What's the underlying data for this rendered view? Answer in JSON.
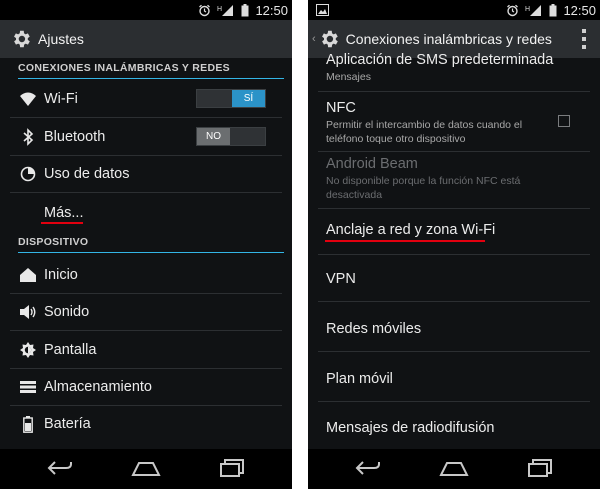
{
  "left": {
    "status": {
      "time": "12:50",
      "signal_label": "H"
    },
    "actionbar": {
      "title": "Ajustes",
      "icon": "gear-icon"
    },
    "sections": {
      "wireless": "CONEXIONES INALÁMBRICAS Y REDES",
      "device": "DISPOSITIVO"
    },
    "items": [
      {
        "label": "Wi-Fi",
        "icon": "wifi-icon",
        "toggle": "SÍ",
        "toggle_state": "on"
      },
      {
        "label": "Bluetooth",
        "icon": "bluetooth-icon",
        "toggle": "NO",
        "toggle_state": "off"
      },
      {
        "label": "Uso de datos",
        "icon": "data-usage-icon"
      },
      {
        "label": "Más...",
        "icon": ""
      },
      {
        "label": "Inicio",
        "icon": "home-icon"
      },
      {
        "label": "Sonido",
        "icon": "sound-icon"
      },
      {
        "label": "Pantalla",
        "icon": "display-icon"
      },
      {
        "label": "Almacenamiento",
        "icon": "storage-icon"
      },
      {
        "label": "Batería",
        "icon": "battery-icon"
      }
    ]
  },
  "right": {
    "status": {
      "time": "12:50",
      "signal_label": "H"
    },
    "actionbar": {
      "title": "Conexiones inalámbricas y redes",
      "icon": "gear-icon"
    },
    "items": [
      {
        "title": "Aplicación de SMS predeterminada",
        "subtitle": "Mensajes"
      },
      {
        "title": "NFC",
        "subtitle": "Permitir el intercambio de datos cuando el teléfono toque otro dispositivo",
        "checkbox": false
      },
      {
        "title": "Android Beam",
        "subtitle": "No disponible porque la función NFC está desactivada",
        "disabled": true
      },
      {
        "title": "Anclaje a red y zona Wi-Fi"
      },
      {
        "title": "VPN"
      },
      {
        "title": "Redes móviles"
      },
      {
        "title": "Plan móvil"
      },
      {
        "title": "Mensajes de radiodifusión"
      }
    ]
  },
  "colors": {
    "accent_blue": "#33b5e5",
    "toggle_on": "#2b93c8",
    "highlight_underline": "#e3000f",
    "background": "#101214",
    "actionbar": "#2b2e31"
  }
}
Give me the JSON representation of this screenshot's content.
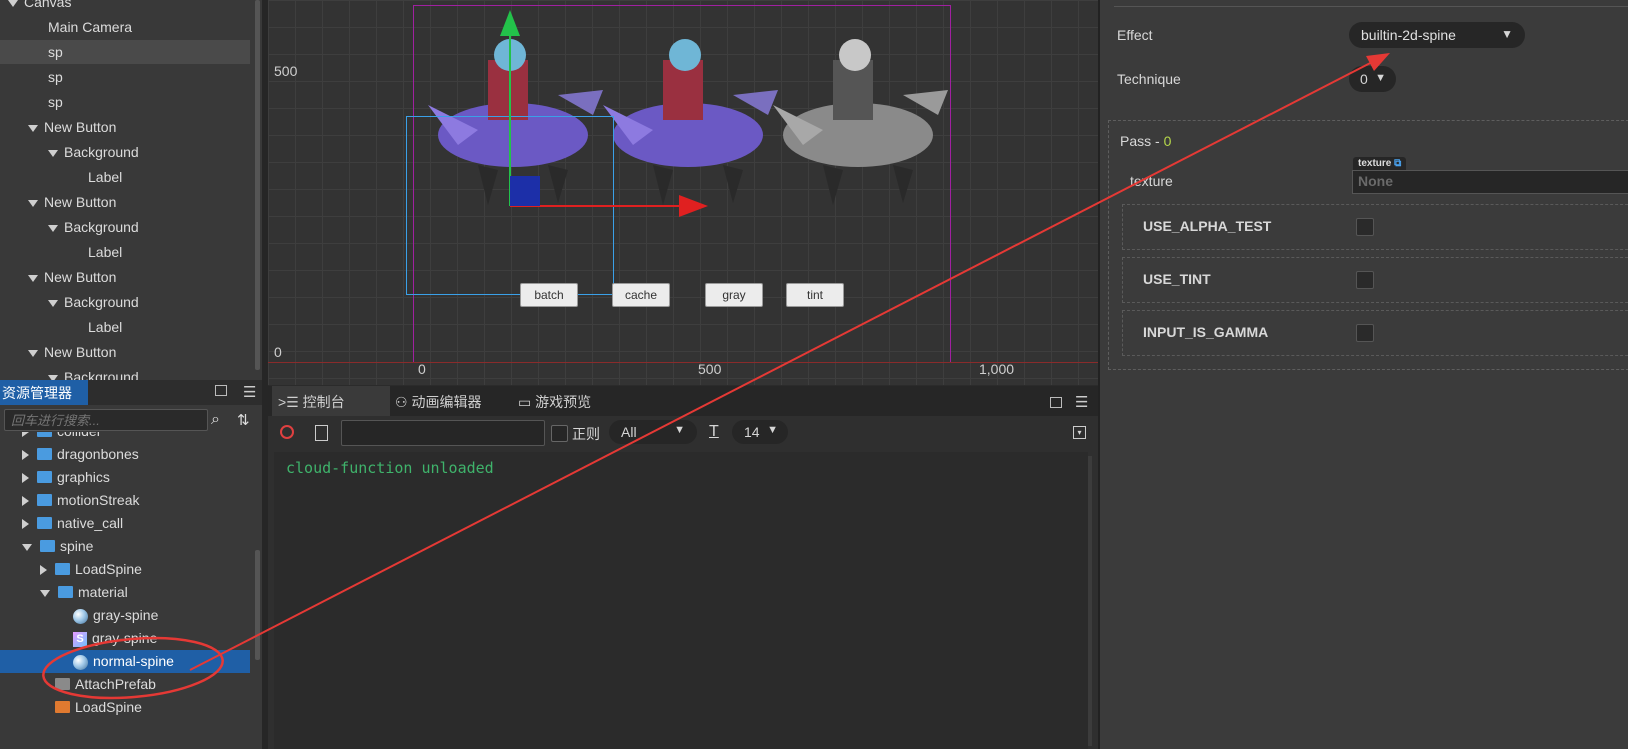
{
  "hierarchy": {
    "items": [
      {
        "label": "Canvas",
        "indent": 0,
        "arrow": "down",
        "selected": false
      },
      {
        "label": "Main Camera",
        "indent": 1,
        "arrow": "",
        "selected": false
      },
      {
        "label": "sp",
        "indent": 1,
        "arrow": "",
        "selected": true
      },
      {
        "label": "sp",
        "indent": 1,
        "arrow": "",
        "selected": false
      },
      {
        "label": "sp",
        "indent": 1,
        "arrow": "",
        "selected": false
      },
      {
        "label": "New Button",
        "indent": 1,
        "arrow": "down",
        "selected": false
      },
      {
        "label": "Background",
        "indent": 2,
        "arrow": "down",
        "selected": false
      },
      {
        "label": "Label",
        "indent": 3,
        "arrow": "",
        "selected": false
      },
      {
        "label": "New Button",
        "indent": 1,
        "arrow": "down",
        "selected": false
      },
      {
        "label": "Background",
        "indent": 2,
        "arrow": "down",
        "selected": false
      },
      {
        "label": "Label",
        "indent": 3,
        "arrow": "",
        "selected": false
      },
      {
        "label": "New Button",
        "indent": 1,
        "arrow": "down",
        "selected": false
      },
      {
        "label": "Background",
        "indent": 2,
        "arrow": "down",
        "selected": false
      },
      {
        "label": "Label",
        "indent": 3,
        "arrow": "",
        "selected": false
      },
      {
        "label": "New Button",
        "indent": 1,
        "arrow": "down",
        "selected": false
      },
      {
        "label": "Background",
        "indent": 2,
        "arrow": "down",
        "selected": false
      }
    ]
  },
  "scene": {
    "y_labels": [
      "500",
      "0"
    ],
    "x_labels": [
      "0",
      "500",
      "1,000"
    ],
    "buttons": [
      "batch",
      "cache",
      "gray",
      "tint"
    ]
  },
  "assets": {
    "title": "资源管理器",
    "search_placeholder": "回车进行搜索...",
    "items": [
      {
        "label": "collider",
        "icon": "folder",
        "arrow": "right",
        "indent": 1
      },
      {
        "label": "dragonbones",
        "icon": "folder",
        "arrow": "right",
        "indent": 1
      },
      {
        "label": "graphics",
        "icon": "folder",
        "arrow": "right",
        "indent": 1
      },
      {
        "label": "motionStreak",
        "icon": "folder",
        "arrow": "right",
        "indent": 1
      },
      {
        "label": "native_call",
        "icon": "folder",
        "arrow": "right",
        "indent": 1
      },
      {
        "label": "spine",
        "icon": "folder",
        "arrow": "down",
        "indent": 1
      },
      {
        "label": "LoadSpine",
        "icon": "folder",
        "arrow": "right",
        "indent": 2
      },
      {
        "label": "material",
        "icon": "folder",
        "arrow": "down",
        "indent": 2
      },
      {
        "label": "gray-spine",
        "icon": "material",
        "arrow": "",
        "indent": 3
      },
      {
        "label": "gray-spine",
        "icon": "script",
        "arrow": "",
        "indent": 3
      },
      {
        "label": "normal-spine",
        "icon": "material",
        "arrow": "",
        "indent": 3,
        "selected": true
      },
      {
        "label": "AttachPrefab",
        "icon": "prefab",
        "arrow": "",
        "indent": 2
      },
      {
        "label": "LoadSpine",
        "icon": "scene",
        "arrow": "",
        "indent": 2
      }
    ]
  },
  "console": {
    "tabs": [
      "控制台",
      "动画编辑器",
      "游戏预览"
    ],
    "regex_label": "正则",
    "level_select": "All",
    "font_size": "14",
    "log_lines": [
      "cloud-function unloaded"
    ]
  },
  "inspector": {
    "effect_label": "Effect",
    "effect_value": "builtin-2d-spine",
    "technique_label": "Technique",
    "technique_value": "0",
    "pass_label": "Pass - ",
    "pass_index": "0",
    "texture_label": "texture",
    "texture_tag": "texture",
    "texture_value": "None",
    "defines": [
      "USE_ALPHA_TEST",
      "USE_TINT",
      "INPUT_IS_GAMMA"
    ]
  },
  "colors": {
    "accent_red": "#e53935",
    "selection": "#1f5fa6",
    "log_green": "#3fb36b"
  }
}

_Challenge_
Using the data above, write out every line exactly, leaving the images behind.

_Expected output_
What's the underlying data for this rendered view? Answer in JSON.
{
  "left": {
    "status": {
      "time": "12:50",
      "signal_label": "H"
    },
    "actionbar": {
      "title": "Ajustes",
      "icon": "gear-icon"
    },
    "sections": {
      "wireless": "CONEXIONES INALÁMBRICAS Y REDES",
      "device": "DISPOSITIVO"
    },
    "items": [
      {
        "label": "Wi-Fi",
        "icon": "wifi-icon",
        "toggle": "SÍ",
        "toggle_state": "on"
      },
      {
        "label": "Bluetooth",
        "icon": "bluetooth-icon",
        "toggle": "NO",
        "toggle_state": "off"
      },
      {
        "label": "Uso de datos",
        "icon": "data-usage-icon"
      },
      {
        "label": "Más...",
        "icon": ""
      },
      {
        "label": "Inicio",
        "icon": "home-icon"
      },
      {
        "label": "Sonido",
        "icon": "sound-icon"
      },
      {
        "label": "Pantalla",
        "icon": "display-icon"
      },
      {
        "label": "Almacenamiento",
        "icon": "storage-icon"
      },
      {
        "label": "Batería",
        "icon": "battery-icon"
      }
    ]
  },
  "right": {
    "status": {
      "time": "12:50",
      "signal_label": "H"
    },
    "actionbar": {
      "title": "Conexiones inalámbricas y redes",
      "icon": "gear-icon"
    },
    "items": [
      {
        "title": "Aplicación de SMS predeterminada",
        "subtitle": "Mensajes"
      },
      {
        "title": "NFC",
        "subtitle": "Permitir el intercambio de datos cuando el teléfono toque otro dispositivo",
        "checkbox": false
      },
      {
        "title": "Android Beam",
        "subtitle": "No disponible porque la función NFC está desactivada",
        "disabled": true
      },
      {
        "title": "Anclaje a red y zona Wi-Fi"
      },
      {
        "title": "VPN"
      },
      {
        "title": "Redes móviles"
      },
      {
        "title": "Plan móvil"
      },
      {
        "title": "Mensajes de radiodifusión"
      }
    ]
  },
  "colors": {
    "accent_blue": "#33b5e5",
    "toggle_on": "#2b93c8",
    "highlight_underline": "#e3000f",
    "background": "#101214",
    "actionbar": "#2b2e31"
  }
}
Give me the JSON representation of this screenshot's content.
{
  "hierarchy": {
    "items": [
      {
        "label": "Canvas",
        "indent": 0,
        "arrow": "down",
        "selected": false
      },
      {
        "label": "Main Camera",
        "indent": 1,
        "arrow": "",
        "selected": false
      },
      {
        "label": "sp",
        "indent": 1,
        "arrow": "",
        "selected": true
      },
      {
        "label": "sp",
        "indent": 1,
        "arrow": "",
        "selected": false
      },
      {
        "label": "sp",
        "indent": 1,
        "arrow": "",
        "selected": false
      },
      {
        "label": "New Button",
        "indent": 1,
        "arrow": "down",
        "selected": false
      },
      {
        "label": "Background",
        "indent": 2,
        "arrow": "down",
        "selected": false
      },
      {
        "label": "Label",
        "indent": 3,
        "arrow": "",
        "selected": false
      },
      {
        "label": "New Button",
        "indent": 1,
        "arrow": "down",
        "selected": false
      },
      {
        "label": "Background",
        "indent": 2,
        "arrow": "down",
        "selected": false
      },
      {
        "label": "Label",
        "indent": 3,
        "arrow": "",
        "selected": false
      },
      {
        "label": "New Button",
        "indent": 1,
        "arrow": "down",
        "selected": false
      },
      {
        "label": "Background",
        "indent": 2,
        "arrow": "down",
        "selected": false
      },
      {
        "label": "Label",
        "indent": 3,
        "arrow": "",
        "selected": false
      },
      {
        "label": "New Button",
        "indent": 1,
        "arrow": "down",
        "selected": false
      },
      {
        "label": "Background",
        "indent": 2,
        "arrow": "down",
        "selected": false
      }
    ]
  },
  "scene": {
    "y_labels": [
      "500",
      "0"
    ],
    "x_labels": [
      "0",
      "500",
      "1,000"
    ],
    "buttons": [
      "batch",
      "cache",
      "gray",
      "tint"
    ]
  },
  "assets": {
    "title": "资源管理器",
    "search_placeholder": "回车进行搜索...",
    "items": [
      {
        "label": "collider",
        "icon": "folder",
        "arrow": "right",
        "indent": 1
      },
      {
        "label": "dragonbones",
        "icon": "folder",
        "arrow": "right",
        "indent": 1
      },
      {
        "label": "graphics",
        "icon": "folder",
        "arrow": "right",
        "indent": 1
      },
      {
        "label": "motionStreak",
        "icon": "folder",
        "arrow": "right",
        "indent": 1
      },
      {
        "label": "native_call",
        "icon": "folder",
        "arrow": "right",
        "indent": 1
      },
      {
        "label": "spine",
        "icon": "folder",
        "arrow": "down",
        "indent": 1
      },
      {
        "label": "LoadSpine",
        "icon": "folder",
        "arrow": "right",
        "indent": 2
      },
      {
        "label": "material",
        "icon": "folder",
        "arrow": "down",
        "indent": 2
      },
      {
        "label": "gray-spine",
        "icon": "material",
        "arrow": "",
        "indent": 3
      },
      {
        "label": "gray-spine",
        "icon": "script",
        "arrow": "",
        "indent": 3
      },
      {
        "label": "normal-spine",
        "icon": "material",
        "arrow": "",
        "indent": 3,
        "selected": true
      },
      {
        "label": "AttachPrefab",
        "icon": "prefab",
        "arrow": "",
        "indent": 2
      },
      {
        "label": "LoadSpine",
        "icon": "scene",
        "arrow": "",
        "indent": 2
      }
    ]
  },
  "console": {
    "tabs": [
      "控制台",
      "动画编辑器",
      "游戏预览"
    ],
    "regex_label": "正则",
    "level_select": "All",
    "font_size": "14",
    "log_lines": [
      "cloud-function unloaded"
    ]
  },
  "inspector": {
    "effect_label": "Effect",
    "effect_value": "builtin-2d-spine",
    "technique_label": "Technique",
    "technique_value": "0",
    "pass_label": "Pass - ",
    "pass_index": "0",
    "texture_label": "texture",
    "texture_tag": "texture",
    "texture_value": "None",
    "defines": [
      "USE_ALPHA_TEST",
      "USE_TINT",
      "INPUT_IS_GAMMA"
    ]
  },
  "colors": {
    "accent_red": "#e53935",
    "selection": "#1f5fa6",
    "log_green": "#3fb36b"
  }
}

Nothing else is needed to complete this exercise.